▸ **Directions**
Without including any images, repeat the data exactly.

▸ **Material**
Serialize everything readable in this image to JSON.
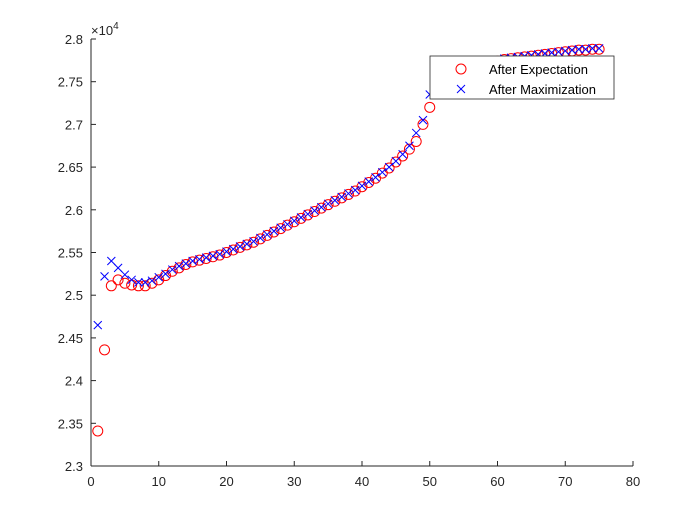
{
  "chart_data": {
    "type": "scatter",
    "title": "",
    "xlabel": "",
    "ylabel": "",
    "xlim": [
      0,
      80
    ],
    "ylim": [
      2.3,
      2.8
    ],
    "xticks": [
      "0",
      "10",
      "20",
      "30",
      "40",
      "50",
      "60",
      "70",
      "80"
    ],
    "yticks": [
      "2.3",
      "2.35",
      "2.4",
      "2.45",
      "2.5",
      "2.55",
      "2.6",
      "2.65",
      "2.7",
      "2.75",
      "2.8"
    ],
    "y_exponent_label": "×10",
    "y_exponent_power": "4",
    "grid": false,
    "legend_position": "top-right",
    "colors": {
      "expectation": "#ff0000",
      "maximization": "#0000ff"
    },
    "series": [
      {
        "name": "After Expectation",
        "marker": "circle",
        "x": [
          1,
          2,
          3,
          4,
          5,
          6,
          7,
          8,
          9,
          10,
          11,
          12,
          13,
          14,
          15,
          16,
          17,
          18,
          19,
          20,
          21,
          22,
          23,
          24,
          25,
          26,
          27,
          28,
          29,
          30,
          31,
          32,
          33,
          34,
          35,
          36,
          37,
          38,
          39,
          40,
          41,
          42,
          43,
          44,
          45,
          46,
          47,
          48,
          49,
          50,
          51,
          52,
          53,
          54,
          55,
          56,
          57,
          58,
          59,
          60,
          61,
          62,
          63,
          64,
          65,
          66,
          67,
          68,
          69,
          70,
          71,
          72,
          73,
          74,
          75
        ],
        "values": [
          2.341,
          2.436,
          2.511,
          2.518,
          2.514,
          2.512,
          2.511,
          2.511,
          2.514,
          2.518,
          2.523,
          2.528,
          2.532,
          2.536,
          2.539,
          2.541,
          2.543,
          2.545,
          2.547,
          2.55,
          2.553,
          2.556,
          2.559,
          2.562,
          2.566,
          2.57,
          2.574,
          2.578,
          2.582,
          2.586,
          2.59,
          2.594,
          2.598,
          2.602,
          2.606,
          2.61,
          2.614,
          2.618,
          2.622,
          2.627,
          2.632,
          2.637,
          2.643,
          2.649,
          2.656,
          2.663,
          2.671,
          2.68,
          2.7,
          2.72,
          2.738,
          2.746,
          2.752,
          2.758,
          2.762,
          2.766,
          2.769,
          2.771,
          2.773,
          2.774,
          2.776,
          2.777,
          2.778,
          2.779,
          2.78,
          2.781,
          2.782,
          2.783,
          2.784,
          2.785,
          2.786,
          2.787,
          2.787,
          2.788,
          2.788
        ]
      },
      {
        "name": "After Maximization",
        "marker": "x",
        "x": [
          1,
          2,
          3,
          4,
          5,
          6,
          7,
          8,
          9,
          10,
          11,
          12,
          13,
          14,
          15,
          16,
          17,
          18,
          19,
          20,
          21,
          22,
          23,
          24,
          25,
          26,
          27,
          28,
          29,
          30,
          31,
          32,
          33,
          34,
          35,
          36,
          37,
          38,
          39,
          40,
          41,
          42,
          43,
          44,
          45,
          46,
          47,
          48,
          49,
          50,
          51,
          52,
          53,
          54,
          55,
          56,
          57,
          58,
          59,
          60,
          61,
          62,
          63,
          64,
          65,
          66,
          67,
          68,
          69,
          70,
          71,
          72,
          73,
          74,
          75
        ],
        "values": [
          2.465,
          2.522,
          2.54,
          2.532,
          2.524,
          2.518,
          2.515,
          2.515,
          2.517,
          2.521,
          2.525,
          2.53,
          2.534,
          2.537,
          2.54,
          2.542,
          2.544,
          2.546,
          2.548,
          2.551,
          2.554,
          2.557,
          2.56,
          2.563,
          2.567,
          2.571,
          2.575,
          2.579,
          2.583,
          2.587,
          2.591,
          2.595,
          2.599,
          2.603,
          2.607,
          2.611,
          2.615,
          2.619,
          2.623,
          2.628,
          2.633,
          2.638,
          2.644,
          2.65,
          2.657,
          2.665,
          2.675,
          2.69,
          2.705,
          2.735,
          2.742,
          2.748,
          2.754,
          2.759,
          2.763,
          2.767,
          2.77,
          2.772,
          2.774,
          2.775,
          2.777,
          2.778,
          2.779,
          2.78,
          2.781,
          2.782,
          2.783,
          2.784,
          2.785,
          2.786,
          2.787,
          2.788,
          2.788,
          2.789,
          2.789
        ]
      }
    ]
  }
}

▸ **Exercise response**
Serialize everything readable in this image to JSON.
{
  "chart_data": {
    "type": "scatter",
    "title": "",
    "xlabel": "",
    "ylabel": "",
    "xlim": [
      0,
      80
    ],
    "ylim": [
      2.3,
      2.8
    ],
    "xticks": [
      "0",
      "10",
      "20",
      "30",
      "40",
      "50",
      "60",
      "70",
      "80"
    ],
    "yticks": [
      "2.3",
      "2.35",
      "2.4",
      "2.45",
      "2.5",
      "2.55",
      "2.6",
      "2.65",
      "2.7",
      "2.75",
      "2.8"
    ],
    "y_exponent_label": "×10",
    "y_exponent_power": "4",
    "grid": false,
    "legend_position": "top-right",
    "colors": {
      "expectation": "#ff0000",
      "maximization": "#0000ff"
    },
    "series": [
      {
        "name": "After Expectation",
        "marker": "circle",
        "x": [
          1,
          2,
          3,
          4,
          5,
          6,
          7,
          8,
          9,
          10,
          11,
          12,
          13,
          14,
          15,
          16,
          17,
          18,
          19,
          20,
          21,
          22,
          23,
          24,
          25,
          26,
          27,
          28,
          29,
          30,
          31,
          32,
          33,
          34,
          35,
          36,
          37,
          38,
          39,
          40,
          41,
          42,
          43,
          44,
          45,
          46,
          47,
          48,
          49,
          50,
          51,
          52,
          53,
          54,
          55,
          56,
          57,
          58,
          59,
          60,
          61,
          62,
          63,
          64,
          65,
          66,
          67,
          68,
          69,
          70,
          71,
          72,
          73,
          74,
          75
        ],
        "values": [
          2.341,
          2.436,
          2.511,
          2.518,
          2.514,
          2.512,
          2.511,
          2.511,
          2.514,
          2.518,
          2.523,
          2.528,
          2.532,
          2.536,
          2.539,
          2.541,
          2.543,
          2.545,
          2.547,
          2.55,
          2.553,
          2.556,
          2.559,
          2.562,
          2.566,
          2.57,
          2.574,
          2.578,
          2.582,
          2.586,
          2.59,
          2.594,
          2.598,
          2.602,
          2.606,
          2.61,
          2.614,
          2.618,
          2.622,
          2.627,
          2.632,
          2.637,
          2.643,
          2.649,
          2.656,
          2.663,
          2.671,
          2.68,
          2.7,
          2.72,
          2.738,
          2.746,
          2.752,
          2.758,
          2.762,
          2.766,
          2.769,
          2.771,
          2.773,
          2.774,
          2.776,
          2.777,
          2.778,
          2.779,
          2.78,
          2.781,
          2.782,
          2.783,
          2.784,
          2.785,
          2.786,
          2.787,
          2.787,
          2.788,
          2.788
        ]
      },
      {
        "name": "After Maximization",
        "marker": "x",
        "x": [
          1,
          2,
          3,
          4,
          5,
          6,
          7,
          8,
          9,
          10,
          11,
          12,
          13,
          14,
          15,
          16,
          17,
          18,
          19,
          20,
          21,
          22,
          23,
          24,
          25,
          26,
          27,
          28,
          29,
          30,
          31,
          32,
          33,
          34,
          35,
          36,
          37,
          38,
          39,
          40,
          41,
          42,
          43,
          44,
          45,
          46,
          47,
          48,
          49,
          50,
          51,
          52,
          53,
          54,
          55,
          56,
          57,
          58,
          59,
          60,
          61,
          62,
          63,
          64,
          65,
          66,
          67,
          68,
          69,
          70,
          71,
          72,
          73,
          74,
          75
        ],
        "values": [
          2.465,
          2.522,
          2.54,
          2.532,
          2.524,
          2.518,
          2.515,
          2.515,
          2.517,
          2.521,
          2.525,
          2.53,
          2.534,
          2.537,
          2.54,
          2.542,
          2.544,
          2.546,
          2.548,
          2.551,
          2.554,
          2.557,
          2.56,
          2.563,
          2.567,
          2.571,
          2.575,
          2.579,
          2.583,
          2.587,
          2.591,
          2.595,
          2.599,
          2.603,
          2.607,
          2.611,
          2.615,
          2.619,
          2.623,
          2.628,
          2.633,
          2.638,
          2.644,
          2.65,
          2.657,
          2.665,
          2.675,
          2.69,
          2.705,
          2.735,
          2.742,
          2.748,
          2.754,
          2.759,
          2.763,
          2.767,
          2.77,
          2.772,
          2.774,
          2.775,
          2.777,
          2.778,
          2.779,
          2.78,
          2.781,
          2.782,
          2.783,
          2.784,
          2.785,
          2.786,
          2.787,
          2.788,
          2.788,
          2.789,
          2.789
        ]
      }
    ]
  }
}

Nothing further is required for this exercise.